_Work to complete_
Copy every record below exactly.

Stored data entries
>> start

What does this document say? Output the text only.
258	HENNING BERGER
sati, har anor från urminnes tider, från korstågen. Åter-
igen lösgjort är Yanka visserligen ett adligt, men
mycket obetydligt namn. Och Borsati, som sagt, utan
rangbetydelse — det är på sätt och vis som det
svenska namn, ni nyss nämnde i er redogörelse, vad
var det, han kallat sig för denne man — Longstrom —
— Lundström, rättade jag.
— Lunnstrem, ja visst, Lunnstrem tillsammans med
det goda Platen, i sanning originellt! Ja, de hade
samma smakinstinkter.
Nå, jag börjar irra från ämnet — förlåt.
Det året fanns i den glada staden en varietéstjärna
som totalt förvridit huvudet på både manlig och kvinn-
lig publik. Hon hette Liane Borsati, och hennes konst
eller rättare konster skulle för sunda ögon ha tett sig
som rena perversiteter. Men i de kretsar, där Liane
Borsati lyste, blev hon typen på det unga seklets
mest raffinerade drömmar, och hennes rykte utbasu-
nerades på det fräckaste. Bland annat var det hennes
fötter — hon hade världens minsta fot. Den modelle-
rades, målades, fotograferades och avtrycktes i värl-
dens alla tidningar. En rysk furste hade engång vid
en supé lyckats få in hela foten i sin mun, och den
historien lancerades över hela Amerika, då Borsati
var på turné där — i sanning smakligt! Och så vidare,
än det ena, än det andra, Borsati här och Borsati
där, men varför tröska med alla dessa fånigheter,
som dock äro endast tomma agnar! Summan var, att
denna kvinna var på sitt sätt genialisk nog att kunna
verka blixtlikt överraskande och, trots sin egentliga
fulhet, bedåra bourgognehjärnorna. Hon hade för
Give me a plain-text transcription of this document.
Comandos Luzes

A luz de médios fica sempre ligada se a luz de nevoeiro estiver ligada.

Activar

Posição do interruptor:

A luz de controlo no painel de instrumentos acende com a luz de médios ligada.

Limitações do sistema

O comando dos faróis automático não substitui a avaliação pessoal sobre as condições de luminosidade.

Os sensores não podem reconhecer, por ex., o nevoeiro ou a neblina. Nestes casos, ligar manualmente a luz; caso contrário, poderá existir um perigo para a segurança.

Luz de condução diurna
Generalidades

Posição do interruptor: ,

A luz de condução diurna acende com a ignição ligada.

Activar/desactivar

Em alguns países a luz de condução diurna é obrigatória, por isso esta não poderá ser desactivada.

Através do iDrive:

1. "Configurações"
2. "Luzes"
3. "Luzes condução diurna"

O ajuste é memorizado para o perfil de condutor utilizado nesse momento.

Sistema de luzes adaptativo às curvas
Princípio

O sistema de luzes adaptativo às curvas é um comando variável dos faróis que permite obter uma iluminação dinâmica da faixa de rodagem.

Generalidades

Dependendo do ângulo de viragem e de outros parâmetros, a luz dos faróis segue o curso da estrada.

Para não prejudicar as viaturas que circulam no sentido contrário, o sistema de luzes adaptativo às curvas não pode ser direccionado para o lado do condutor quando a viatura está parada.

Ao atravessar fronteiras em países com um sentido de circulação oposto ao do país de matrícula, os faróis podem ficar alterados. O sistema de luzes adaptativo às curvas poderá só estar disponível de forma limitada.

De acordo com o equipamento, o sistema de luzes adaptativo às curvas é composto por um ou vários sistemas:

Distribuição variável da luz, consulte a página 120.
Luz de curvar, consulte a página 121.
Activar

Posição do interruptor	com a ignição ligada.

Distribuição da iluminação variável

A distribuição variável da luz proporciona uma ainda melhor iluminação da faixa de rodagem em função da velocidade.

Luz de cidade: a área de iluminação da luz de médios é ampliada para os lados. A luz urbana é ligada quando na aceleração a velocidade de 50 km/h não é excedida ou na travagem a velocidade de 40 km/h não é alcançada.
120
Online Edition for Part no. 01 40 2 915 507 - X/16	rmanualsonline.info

>> end

_Problem solution_
What does this document say? Output the text only.
258	HENNING BERGER
sati, har anor från urminnes tider, från korstågen. Åter-
igen lösgjort är Yanka visserligen ett adligt, men
mycket obetydligt namn. Och Borsati, som sagt, utan
rangbetydelse — det är på sätt och vis som det
svenska namn, ni nyss nämnde i er redogörelse, vad
var det, han kallat sig för denne man — Longstrom —
— Lundström, rättade jag.
— Lunnstrem, ja visst, Lunnstrem tillsammans med
det goda Platen, i sanning originellt! Ja, de hade
samma smakinstinkter.
Nå, jag börjar irra från ämnet — förlåt.
Det året fanns i den glada staden en varietéstjärna
som totalt förvridit huvudet på både manlig och kvinn-
lig publik. Hon hette Liane Borsati, och hennes konst
eller rättare konster skulle för sunda ögon ha tett sig
som rena perversiteter. Men i de kretsar, där Liane
Borsati lyste, blev hon typen på det unga seklets
mest raffinerade drömmar, och hennes rykte utbasu-
nerades på det fräckaste. Bland annat var det hennes
fötter — hon hade världens minsta fot. Den modelle-
rades, målades, fotograferades och avtrycktes i värl-
dens alla tidningar. En rysk furste hade engång vid
en supé lyckats få in hela foten i sin mun, och den
historien lancerades över hela Amerika, då Borsati
var på turné där — i sanning smakligt! Och så vidare,
än det ena, än det andra, Borsati här och Borsati
där, men varför tröska med alla dessa fånigheter,
som dock äro endast tomma agnar! Summan var, att
denna kvinna var på sitt sätt genialisk nog att kunna
verka blixtlikt överraskande och, trots sin egentliga
fulhet, bedåra bourgognehjärnorna. Hon hade för
Give me a plain-text transcription of this document.
Comandos Luzes

A luz de médios fica sempre ligada se a luz de nevoeiro estiver ligada.

Activar

Posição do interruptor:

A luz de controlo no painel de instrumentos acende com a luz de médios ligada.

Limitações do sistema

O comando dos faróis automático não substitui a avaliação pessoal sobre as condições de luminosidade.

Os sensores não podem reconhecer, por ex., o nevoeiro ou a neblina. Nestes casos, ligar manualmente a luz; caso contrário, poderá existir um perigo para a segurança.

Luz de condução diurna
Generalidades

Posição do interruptor: ,

A luz de condução diurna acende com a ignição ligada.

Activar/desactivar

Em alguns países a luz de condução diurna é obrigatória, por isso esta não poderá ser desactivada.

Através do iDrive:

1. "Configurações"
2. "Luzes"
3. "Luzes condução diurna"

O ajuste é memorizado para o perfil de condutor utilizado nesse momento.

Sistema de luzes adaptativo às curvas
Princípio

O sistema de luzes adaptativo às curvas é um comando variável dos faróis que permite obter uma iluminação dinâmica da faixa de rodagem.

Generalidades

Dependendo do ângulo de viragem e de outros parâmetros, a luz dos faróis segue o curso da estrada.

Para não prejudicar as viaturas que circulam no sentido contrário, o sistema de luzes adaptativo às curvas não pode ser direccionado para o lado do condutor quando a viatura está parada.

Ao atravessar fronteiras em países com um sentido de circulação oposto ao do país de matrícula, os faróis podem ficar alterados. O sistema de luzes adaptativo às curvas poderá só estar disponível de forma limitada.

De acordo com o equipamento, o sistema de luzes adaptativo às curvas é composto por um ou vários sistemas:

Distribuição variável da luz, consulte a página 120.
Luz de curvar, consulte a página 121.
Activar

Posição do interruptor	com a ignição ligada.

Distribuição da iluminação variável

A distribuição variável da luz proporciona uma ainda melhor iluminação da faixa de rodagem em função da velocidade.

Luz de cidade: a área de iluminação da luz de médios é ampliada para os lados. A luz urbana é ligada quando na aceleração a velocidade de 50 km/h não é excedida ou na travagem a velocidade de 40 km/h não é alcançada.
120
Online Edition for Part no. 01 40 2 915 507 - X/16	rmanualsonline.info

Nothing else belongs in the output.